● The request: All of the material below is to be retyped exactly.

>> Begin

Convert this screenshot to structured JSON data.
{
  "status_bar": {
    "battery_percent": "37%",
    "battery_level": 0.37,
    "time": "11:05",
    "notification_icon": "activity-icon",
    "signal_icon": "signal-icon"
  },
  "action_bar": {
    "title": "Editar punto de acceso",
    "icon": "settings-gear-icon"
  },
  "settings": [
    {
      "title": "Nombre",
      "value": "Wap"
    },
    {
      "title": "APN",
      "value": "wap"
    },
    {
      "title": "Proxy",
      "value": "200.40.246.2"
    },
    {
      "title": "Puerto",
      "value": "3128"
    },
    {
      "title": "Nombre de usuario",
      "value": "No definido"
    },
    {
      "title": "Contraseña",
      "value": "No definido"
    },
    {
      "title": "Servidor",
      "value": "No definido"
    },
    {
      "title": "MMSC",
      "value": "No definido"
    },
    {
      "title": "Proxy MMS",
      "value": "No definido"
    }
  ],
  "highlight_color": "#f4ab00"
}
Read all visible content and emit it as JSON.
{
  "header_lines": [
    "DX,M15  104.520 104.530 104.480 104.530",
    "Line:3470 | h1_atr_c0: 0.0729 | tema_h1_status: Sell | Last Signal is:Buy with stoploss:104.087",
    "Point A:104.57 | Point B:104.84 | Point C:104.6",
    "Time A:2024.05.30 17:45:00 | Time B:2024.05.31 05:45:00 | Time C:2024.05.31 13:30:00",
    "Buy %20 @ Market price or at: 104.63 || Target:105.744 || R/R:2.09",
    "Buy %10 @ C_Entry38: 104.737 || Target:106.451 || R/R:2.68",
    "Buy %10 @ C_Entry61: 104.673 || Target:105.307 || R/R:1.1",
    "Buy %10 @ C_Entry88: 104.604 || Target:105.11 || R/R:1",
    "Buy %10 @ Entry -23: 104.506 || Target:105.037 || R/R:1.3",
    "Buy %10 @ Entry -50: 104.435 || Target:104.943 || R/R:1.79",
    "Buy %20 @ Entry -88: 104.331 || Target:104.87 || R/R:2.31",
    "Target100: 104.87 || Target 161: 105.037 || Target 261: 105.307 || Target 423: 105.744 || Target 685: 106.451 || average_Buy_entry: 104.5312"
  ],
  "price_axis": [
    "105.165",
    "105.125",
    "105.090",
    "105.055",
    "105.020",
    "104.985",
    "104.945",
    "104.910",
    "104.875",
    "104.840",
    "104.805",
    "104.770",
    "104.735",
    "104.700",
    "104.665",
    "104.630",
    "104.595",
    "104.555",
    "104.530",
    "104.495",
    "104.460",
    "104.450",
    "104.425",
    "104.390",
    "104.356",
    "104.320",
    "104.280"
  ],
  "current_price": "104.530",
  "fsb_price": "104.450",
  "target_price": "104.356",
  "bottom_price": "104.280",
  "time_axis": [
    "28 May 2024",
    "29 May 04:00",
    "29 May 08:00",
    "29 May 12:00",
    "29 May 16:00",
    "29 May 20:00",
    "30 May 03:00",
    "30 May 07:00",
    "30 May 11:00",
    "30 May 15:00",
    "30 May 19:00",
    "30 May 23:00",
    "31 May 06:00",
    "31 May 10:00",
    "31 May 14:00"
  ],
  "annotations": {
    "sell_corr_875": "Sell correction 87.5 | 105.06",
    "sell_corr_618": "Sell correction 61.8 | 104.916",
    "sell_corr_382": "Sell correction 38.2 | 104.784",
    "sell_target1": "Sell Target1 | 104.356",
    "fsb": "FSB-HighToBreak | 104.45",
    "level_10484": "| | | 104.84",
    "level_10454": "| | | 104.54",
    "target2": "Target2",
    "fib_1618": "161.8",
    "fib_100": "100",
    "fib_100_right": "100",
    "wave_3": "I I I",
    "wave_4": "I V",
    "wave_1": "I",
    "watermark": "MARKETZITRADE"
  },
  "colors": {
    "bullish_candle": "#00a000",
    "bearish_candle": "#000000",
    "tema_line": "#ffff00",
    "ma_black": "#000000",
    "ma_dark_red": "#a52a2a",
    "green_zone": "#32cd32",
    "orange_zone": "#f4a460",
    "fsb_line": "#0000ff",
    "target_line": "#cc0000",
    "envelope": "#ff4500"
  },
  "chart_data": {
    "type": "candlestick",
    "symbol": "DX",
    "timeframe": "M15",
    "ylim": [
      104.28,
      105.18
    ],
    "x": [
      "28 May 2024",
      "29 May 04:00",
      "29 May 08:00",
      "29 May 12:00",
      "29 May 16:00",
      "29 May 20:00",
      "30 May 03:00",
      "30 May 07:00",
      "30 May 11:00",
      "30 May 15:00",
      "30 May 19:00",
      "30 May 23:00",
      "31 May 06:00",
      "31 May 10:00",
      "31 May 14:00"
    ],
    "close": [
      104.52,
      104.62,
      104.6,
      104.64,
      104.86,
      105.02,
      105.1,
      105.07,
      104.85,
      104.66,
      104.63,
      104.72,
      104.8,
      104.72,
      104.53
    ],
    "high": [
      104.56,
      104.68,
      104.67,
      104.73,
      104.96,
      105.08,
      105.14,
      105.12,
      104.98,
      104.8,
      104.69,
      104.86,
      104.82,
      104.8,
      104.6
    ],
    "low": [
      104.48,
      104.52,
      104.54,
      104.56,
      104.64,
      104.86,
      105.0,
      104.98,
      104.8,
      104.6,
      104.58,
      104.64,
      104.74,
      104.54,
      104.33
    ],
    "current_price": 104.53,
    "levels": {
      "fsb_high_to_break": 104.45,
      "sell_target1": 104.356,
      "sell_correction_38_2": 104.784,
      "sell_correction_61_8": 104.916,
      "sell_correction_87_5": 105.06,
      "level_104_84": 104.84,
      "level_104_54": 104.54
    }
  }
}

>> End

● Finished task:
Convert this screenshot to structured JSON data.
{
  "status_bar": {
    "battery_percent": "37%",
    "battery_level": 0.37,
    "time": "11:05",
    "notification_icon": "activity-icon",
    "signal_icon": "signal-icon"
  },
  "action_bar": {
    "title": "Editar punto de acceso",
    "icon": "settings-gear-icon"
  },
  "settings": [
    {
      "title": "Nombre",
      "value": "Wap"
    },
    {
      "title": "APN",
      "value": "wap"
    },
    {
      "title": "Proxy",
      "value": "200.40.246.2"
    },
    {
      "title": "Puerto",
      "value": "3128"
    },
    {
      "title": "Nombre de usuario",
      "value": "No definido"
    },
    {
      "title": "Contraseña",
      "value": "No definido"
    },
    {
      "title": "Servidor",
      "value": "No definido"
    },
    {
      "title": "MMSC",
      "value": "No definido"
    },
    {
      "title": "Proxy MMS",
      "value": "No definido"
    }
  ],
  "highlight_color": "#f4ab00"
}
Read all visible content and emit it as JSON.
{
  "header_lines": [
    "DX,M15  104.520 104.530 104.480 104.530",
    "Line:3470 | h1_atr_c0: 0.0729 | tema_h1_status: Sell | Last Signal is:Buy with stoploss:104.087",
    "Point A:104.57 | Point B:104.84 | Point C:104.6",
    "Time A:2024.05.30 17:45:00 | Time B:2024.05.31 05:45:00 | Time C:2024.05.31 13:30:00",
    "Buy %20 @ Market price or at: 104.63 || Target:105.744 || R/R:2.09",
    "Buy %10 @ C_Entry38: 104.737 || Target:106.451 || R/R:2.68",
    "Buy %10 @ C_Entry61: 104.673 || Target:105.307 || R/R:1.1",
    "Buy %10 @ C_Entry88: 104.604 || Target:105.11 || R/R:1",
    "Buy %10 @ Entry -23: 104.506 || Target:105.037 || R/R:1.3",
    "Buy %10 @ Entry -50: 104.435 || Target:104.943 || R/R:1.79",
    "Buy %20 @ Entry -88: 104.331 || Target:104.87 || R/R:2.31",
    "Target100: 104.87 || Target 161: 105.037 || Target 261: 105.307 || Target 423: 105.744 || Target 685: 106.451 || average_Buy_entry: 104.5312"
  ],
  "price_axis": [
    "105.165",
    "105.125",
    "105.090",
    "105.055",
    "105.020",
    "104.985",
    "104.945",
    "104.910",
    "104.875",
    "104.840",
    "104.805",
    "104.770",
    "104.735",
    "104.700",
    "104.665",
    "104.630",
    "104.595",
    "104.555",
    "104.530",
    "104.495",
    "104.460",
    "104.450",
    "104.425",
    "104.390",
    "104.356",
    "104.320",
    "104.280"
  ],
  "current_price": "104.530",
  "fsb_price": "104.450",
  "target_price": "104.356",
  "bottom_price": "104.280",
  "time_axis": [
    "28 May 2024",
    "29 May 04:00",
    "29 May 08:00",
    "29 May 12:00",
    "29 May 16:00",
    "29 May 20:00",
    "30 May 03:00",
    "30 May 07:00",
    "30 May 11:00",
    "30 May 15:00",
    "30 May 19:00",
    "30 May 23:00",
    "31 May 06:00",
    "31 May 10:00",
    "31 May 14:00"
  ],
  "annotations": {
    "sell_corr_875": "Sell correction 87.5 | 105.06",
    "sell_corr_618": "Sell correction 61.8 | 104.916",
    "sell_corr_382": "Sell correction 38.2 | 104.784",
    "sell_target1": "Sell Target1 | 104.356",
    "fsb": "FSB-HighToBreak | 104.45",
    "level_10484": "| | | 104.84",
    "level_10454": "| | | 104.54",
    "target2": "Target2",
    "fib_1618": "161.8",
    "fib_100": "100",
    "fib_100_right": "100",
    "wave_3": "I I I",
    "wave_4": "I V",
    "wave_1": "I",
    "watermark": "MARKETZITRADE"
  },
  "colors": {
    "bullish_candle": "#00a000",
    "bearish_candle": "#000000",
    "tema_line": "#ffff00",
    "ma_black": "#000000",
    "ma_dark_red": "#a52a2a",
    "green_zone": "#32cd32",
    "orange_zone": "#f4a460",
    "fsb_line": "#0000ff",
    "target_line": "#cc0000",
    "envelope": "#ff4500"
  },
  "chart_data": {
    "type": "candlestick",
    "symbol": "DX",
    "timeframe": "M15",
    "ylim": [
      104.28,
      105.18
    ],
    "x": [
      "28 May 2024",
      "29 May 04:00",
      "29 May 08:00",
      "29 May 12:00",
      "29 May 16:00",
      "29 May 20:00",
      "30 May 03:00",
      "30 May 07:00",
      "30 May 11:00",
      "30 May 15:00",
      "30 May 19:00",
      "30 May 23:00",
      "31 May 06:00",
      "31 May 10:00",
      "31 May 14:00"
    ],
    "close": [
      104.52,
      104.62,
      104.6,
      104.64,
      104.86,
      105.02,
      105.1,
      105.07,
      104.85,
      104.66,
      104.63,
      104.72,
      104.8,
      104.72,
      104.53
    ],
    "high": [
      104.56,
      104.68,
      104.67,
      104.73,
      104.96,
      105.08,
      105.14,
      105.12,
      104.98,
      104.8,
      104.69,
      104.86,
      104.82,
      104.8,
      104.6
    ],
    "low": [
      104.48,
      104.52,
      104.54,
      104.56,
      104.64,
      104.86,
      105.0,
      104.98,
      104.8,
      104.6,
      104.58,
      104.64,
      104.74,
      104.54,
      104.33
    ],
    "current_price": 104.53,
    "levels": {
      "fsb_high_to_break": 104.45,
      "sell_target1": 104.356,
      "sell_correction_38_2": 104.784,
      "sell_correction_61_8": 104.916,
      "sell_correction_87_5": 105.06,
      "level_104_84": 104.84,
      "level_104_54": 104.54
    }
  }
}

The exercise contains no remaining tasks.